Exercise brief >> Pick out all lines in the listing holding the string "INSPECTION" and copy them.

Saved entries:
-*-

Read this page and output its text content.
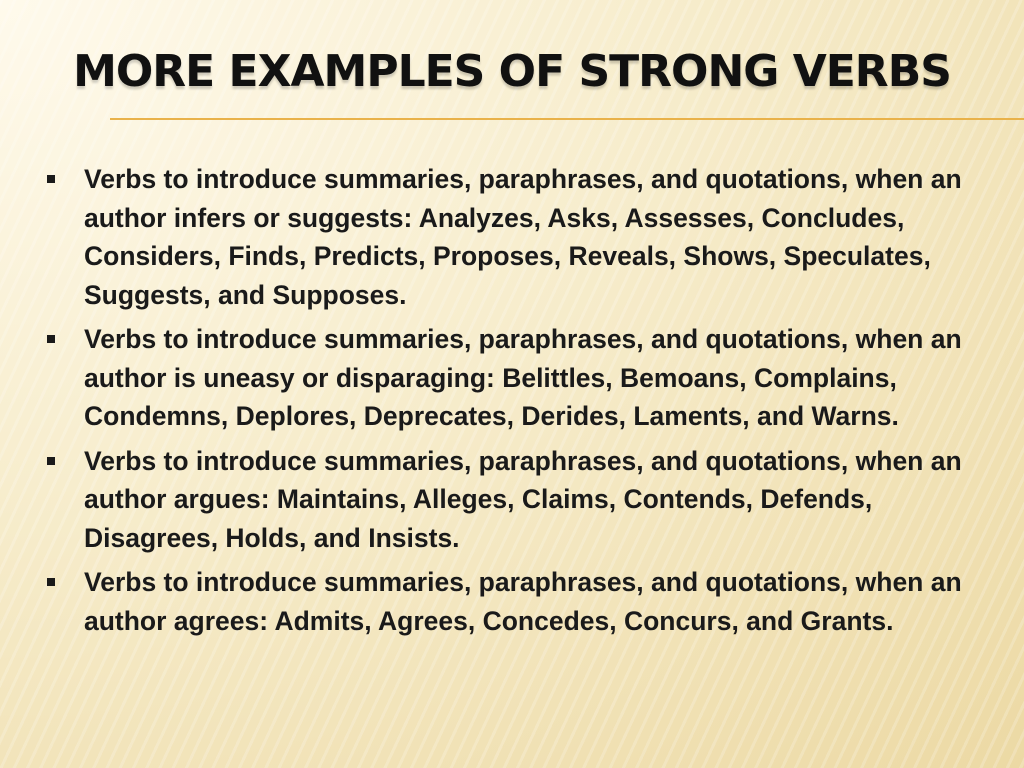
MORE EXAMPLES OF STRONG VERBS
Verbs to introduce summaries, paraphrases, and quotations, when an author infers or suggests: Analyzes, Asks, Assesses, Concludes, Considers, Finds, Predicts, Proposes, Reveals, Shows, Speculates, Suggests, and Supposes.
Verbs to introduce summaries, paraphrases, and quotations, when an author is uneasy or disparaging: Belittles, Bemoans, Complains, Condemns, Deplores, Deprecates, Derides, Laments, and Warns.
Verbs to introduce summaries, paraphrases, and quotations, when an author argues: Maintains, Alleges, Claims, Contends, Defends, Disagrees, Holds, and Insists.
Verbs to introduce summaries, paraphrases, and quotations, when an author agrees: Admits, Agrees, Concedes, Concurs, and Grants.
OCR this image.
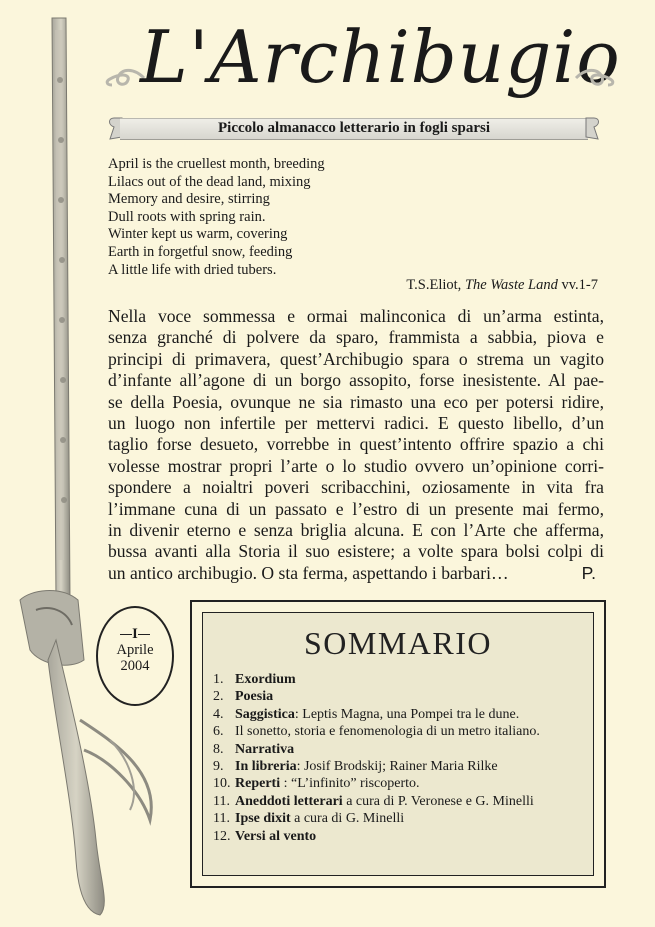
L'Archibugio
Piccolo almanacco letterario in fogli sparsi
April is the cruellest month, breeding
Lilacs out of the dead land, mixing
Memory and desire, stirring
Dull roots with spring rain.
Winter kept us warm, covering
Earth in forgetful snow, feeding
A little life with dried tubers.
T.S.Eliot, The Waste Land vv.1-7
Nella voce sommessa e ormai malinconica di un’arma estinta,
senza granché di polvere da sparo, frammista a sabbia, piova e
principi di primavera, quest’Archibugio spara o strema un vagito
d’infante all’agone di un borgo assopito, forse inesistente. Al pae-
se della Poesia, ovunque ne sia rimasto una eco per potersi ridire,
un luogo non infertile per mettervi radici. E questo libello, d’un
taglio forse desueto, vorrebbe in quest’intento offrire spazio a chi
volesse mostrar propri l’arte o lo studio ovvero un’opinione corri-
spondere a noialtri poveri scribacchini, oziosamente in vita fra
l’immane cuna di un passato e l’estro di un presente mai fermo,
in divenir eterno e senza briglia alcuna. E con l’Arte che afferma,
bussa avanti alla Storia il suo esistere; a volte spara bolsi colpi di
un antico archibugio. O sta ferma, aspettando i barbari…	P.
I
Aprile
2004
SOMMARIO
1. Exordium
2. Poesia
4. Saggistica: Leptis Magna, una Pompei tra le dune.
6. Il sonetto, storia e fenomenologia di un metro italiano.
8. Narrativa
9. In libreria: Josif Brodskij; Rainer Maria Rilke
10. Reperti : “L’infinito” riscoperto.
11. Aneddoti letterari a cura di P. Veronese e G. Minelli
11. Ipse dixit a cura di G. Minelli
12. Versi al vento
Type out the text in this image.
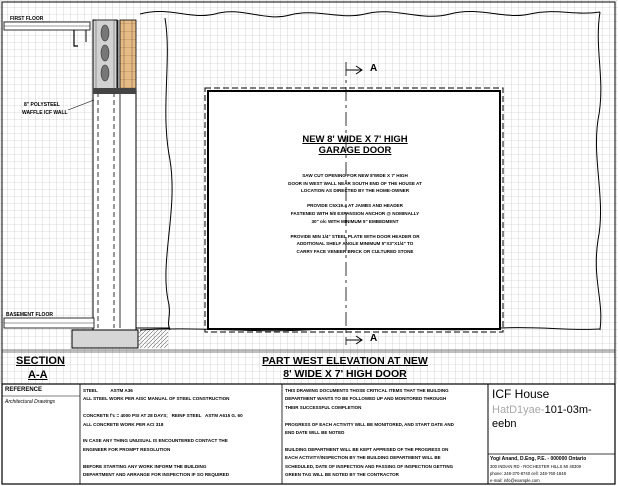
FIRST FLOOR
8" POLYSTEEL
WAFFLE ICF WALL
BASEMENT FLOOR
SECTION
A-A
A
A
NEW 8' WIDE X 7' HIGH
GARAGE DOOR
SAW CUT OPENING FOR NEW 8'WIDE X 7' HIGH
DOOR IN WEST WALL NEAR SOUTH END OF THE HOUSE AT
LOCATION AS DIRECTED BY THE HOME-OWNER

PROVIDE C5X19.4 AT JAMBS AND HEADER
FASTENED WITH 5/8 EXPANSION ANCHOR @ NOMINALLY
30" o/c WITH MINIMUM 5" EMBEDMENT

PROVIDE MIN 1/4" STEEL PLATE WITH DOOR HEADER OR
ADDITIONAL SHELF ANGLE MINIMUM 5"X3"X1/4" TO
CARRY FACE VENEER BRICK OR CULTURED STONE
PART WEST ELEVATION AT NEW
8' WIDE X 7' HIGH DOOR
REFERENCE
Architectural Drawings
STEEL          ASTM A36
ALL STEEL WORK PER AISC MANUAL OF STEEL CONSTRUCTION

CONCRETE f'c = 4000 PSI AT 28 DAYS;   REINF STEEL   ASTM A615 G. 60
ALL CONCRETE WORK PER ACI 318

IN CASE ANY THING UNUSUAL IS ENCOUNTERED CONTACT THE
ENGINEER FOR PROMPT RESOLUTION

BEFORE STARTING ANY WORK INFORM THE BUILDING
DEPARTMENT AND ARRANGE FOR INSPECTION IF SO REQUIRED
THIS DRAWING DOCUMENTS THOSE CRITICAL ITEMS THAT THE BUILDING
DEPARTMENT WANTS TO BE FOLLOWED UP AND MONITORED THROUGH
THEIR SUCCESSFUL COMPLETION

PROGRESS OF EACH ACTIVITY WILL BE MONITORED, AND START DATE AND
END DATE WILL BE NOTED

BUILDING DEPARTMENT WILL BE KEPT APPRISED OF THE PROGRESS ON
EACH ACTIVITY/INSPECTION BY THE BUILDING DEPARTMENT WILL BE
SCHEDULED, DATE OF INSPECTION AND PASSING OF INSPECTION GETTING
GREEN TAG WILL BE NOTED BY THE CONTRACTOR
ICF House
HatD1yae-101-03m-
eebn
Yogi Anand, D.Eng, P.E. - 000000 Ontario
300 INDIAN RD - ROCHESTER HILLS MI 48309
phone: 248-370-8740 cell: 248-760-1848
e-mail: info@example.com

-*-

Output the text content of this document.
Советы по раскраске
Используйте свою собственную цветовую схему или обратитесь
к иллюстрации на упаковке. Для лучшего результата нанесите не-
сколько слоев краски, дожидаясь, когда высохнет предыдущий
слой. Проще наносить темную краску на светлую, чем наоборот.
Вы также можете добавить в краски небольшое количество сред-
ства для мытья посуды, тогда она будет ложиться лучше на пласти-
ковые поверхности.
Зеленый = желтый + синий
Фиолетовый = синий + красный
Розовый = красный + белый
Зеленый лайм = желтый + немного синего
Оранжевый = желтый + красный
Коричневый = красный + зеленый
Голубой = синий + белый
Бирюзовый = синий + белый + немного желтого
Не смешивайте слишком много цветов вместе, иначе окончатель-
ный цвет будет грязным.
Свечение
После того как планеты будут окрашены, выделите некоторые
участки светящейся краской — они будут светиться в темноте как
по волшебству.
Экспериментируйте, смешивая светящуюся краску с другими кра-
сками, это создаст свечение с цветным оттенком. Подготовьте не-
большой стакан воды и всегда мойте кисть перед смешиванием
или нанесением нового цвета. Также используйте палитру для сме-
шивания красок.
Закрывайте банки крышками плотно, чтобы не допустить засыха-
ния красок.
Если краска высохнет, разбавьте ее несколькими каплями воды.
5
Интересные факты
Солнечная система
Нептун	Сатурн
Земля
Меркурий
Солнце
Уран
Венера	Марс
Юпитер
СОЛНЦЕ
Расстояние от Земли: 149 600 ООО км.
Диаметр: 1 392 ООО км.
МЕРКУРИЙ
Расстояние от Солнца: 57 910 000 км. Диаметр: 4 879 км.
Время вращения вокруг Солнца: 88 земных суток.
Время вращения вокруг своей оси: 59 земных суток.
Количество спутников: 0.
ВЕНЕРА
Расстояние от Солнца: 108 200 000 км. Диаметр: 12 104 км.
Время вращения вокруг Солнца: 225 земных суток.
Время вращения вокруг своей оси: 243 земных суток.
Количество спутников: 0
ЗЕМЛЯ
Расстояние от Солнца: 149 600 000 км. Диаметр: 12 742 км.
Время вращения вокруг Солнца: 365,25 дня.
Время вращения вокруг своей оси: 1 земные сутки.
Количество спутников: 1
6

-*-

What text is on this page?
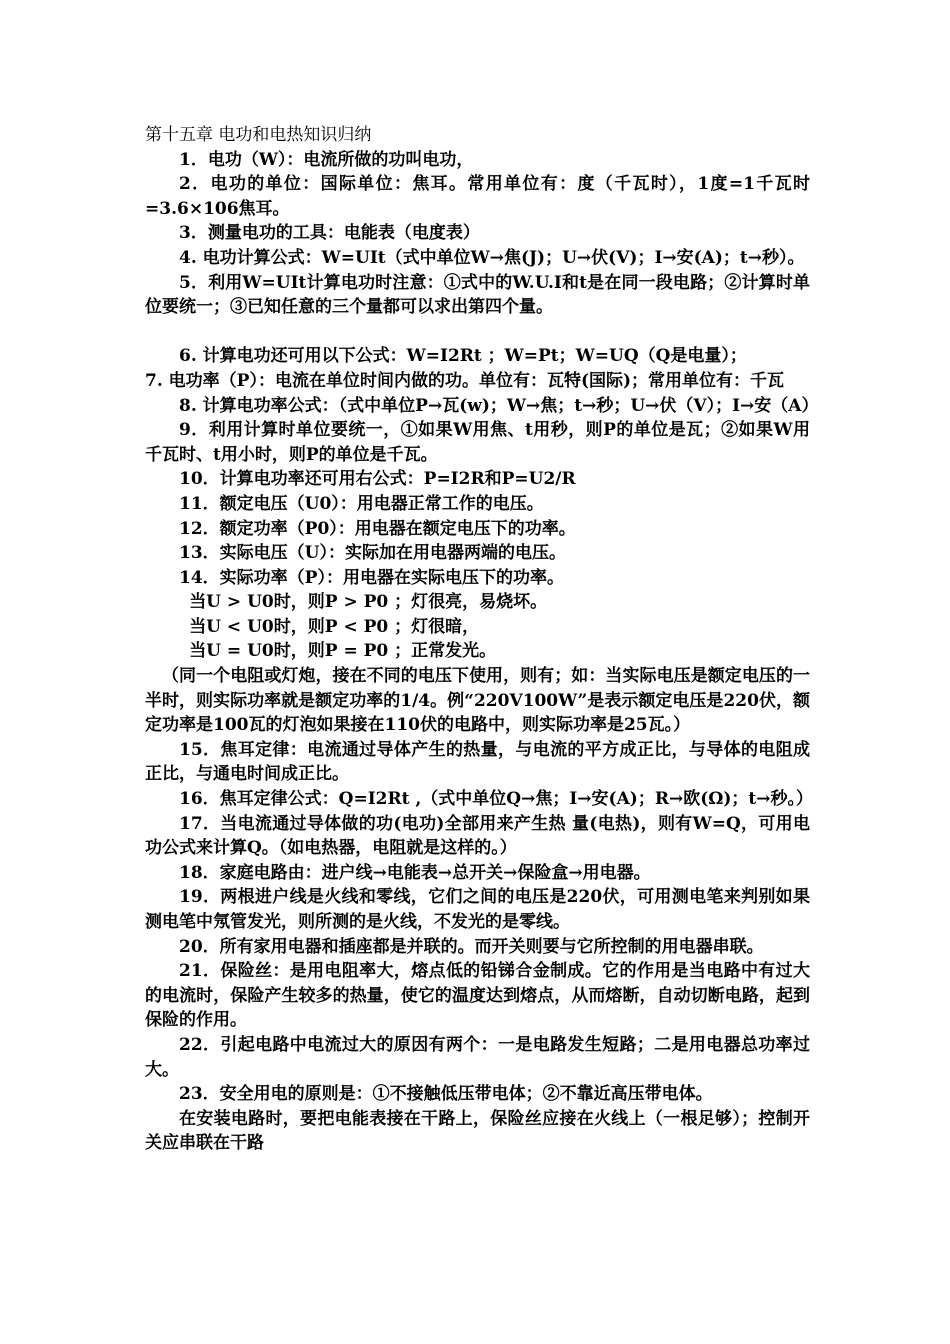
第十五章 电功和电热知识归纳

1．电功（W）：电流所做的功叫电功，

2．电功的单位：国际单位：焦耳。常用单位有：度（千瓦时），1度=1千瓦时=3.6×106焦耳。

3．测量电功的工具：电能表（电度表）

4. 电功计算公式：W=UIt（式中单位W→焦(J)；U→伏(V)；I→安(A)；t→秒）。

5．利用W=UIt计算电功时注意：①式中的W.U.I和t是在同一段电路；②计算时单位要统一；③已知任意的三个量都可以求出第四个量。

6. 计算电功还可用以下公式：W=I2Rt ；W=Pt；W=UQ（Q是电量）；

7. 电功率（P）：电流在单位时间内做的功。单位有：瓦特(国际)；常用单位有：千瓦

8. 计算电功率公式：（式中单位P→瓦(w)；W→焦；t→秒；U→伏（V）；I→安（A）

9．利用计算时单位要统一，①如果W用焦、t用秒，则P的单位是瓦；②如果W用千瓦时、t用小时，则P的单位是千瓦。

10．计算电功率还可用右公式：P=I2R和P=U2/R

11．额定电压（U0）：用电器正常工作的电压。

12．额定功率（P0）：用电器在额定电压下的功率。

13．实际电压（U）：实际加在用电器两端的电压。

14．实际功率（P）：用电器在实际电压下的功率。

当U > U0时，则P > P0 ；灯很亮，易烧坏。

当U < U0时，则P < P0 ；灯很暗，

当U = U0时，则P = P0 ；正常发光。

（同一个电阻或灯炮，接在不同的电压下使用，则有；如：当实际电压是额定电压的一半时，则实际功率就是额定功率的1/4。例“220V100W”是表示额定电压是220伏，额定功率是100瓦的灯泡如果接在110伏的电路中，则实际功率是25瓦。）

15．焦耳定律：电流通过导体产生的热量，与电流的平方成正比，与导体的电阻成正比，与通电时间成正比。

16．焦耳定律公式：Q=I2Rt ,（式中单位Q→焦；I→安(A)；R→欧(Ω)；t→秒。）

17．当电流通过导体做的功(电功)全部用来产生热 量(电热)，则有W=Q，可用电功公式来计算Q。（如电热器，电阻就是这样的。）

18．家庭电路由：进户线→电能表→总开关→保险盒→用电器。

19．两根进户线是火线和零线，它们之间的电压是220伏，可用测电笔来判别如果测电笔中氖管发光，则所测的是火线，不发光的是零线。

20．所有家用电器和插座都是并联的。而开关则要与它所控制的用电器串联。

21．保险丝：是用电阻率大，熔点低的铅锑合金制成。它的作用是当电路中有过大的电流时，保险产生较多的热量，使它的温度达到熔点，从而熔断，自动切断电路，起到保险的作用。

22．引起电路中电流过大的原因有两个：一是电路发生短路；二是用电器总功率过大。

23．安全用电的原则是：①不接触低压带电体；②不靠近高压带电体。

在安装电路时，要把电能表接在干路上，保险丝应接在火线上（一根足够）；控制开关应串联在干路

-*-

Full answer >>
DEPARTMENT AND ARRANGE FOR INSPECTION IF SO REQUIRED
EACH ACTIVITY/INSPECTION BY THE BUILDING DEPARTMENT WILL BE
SCHEDULED, DATE OF INSPECTION AND PASSING OF INSPECTION GETTING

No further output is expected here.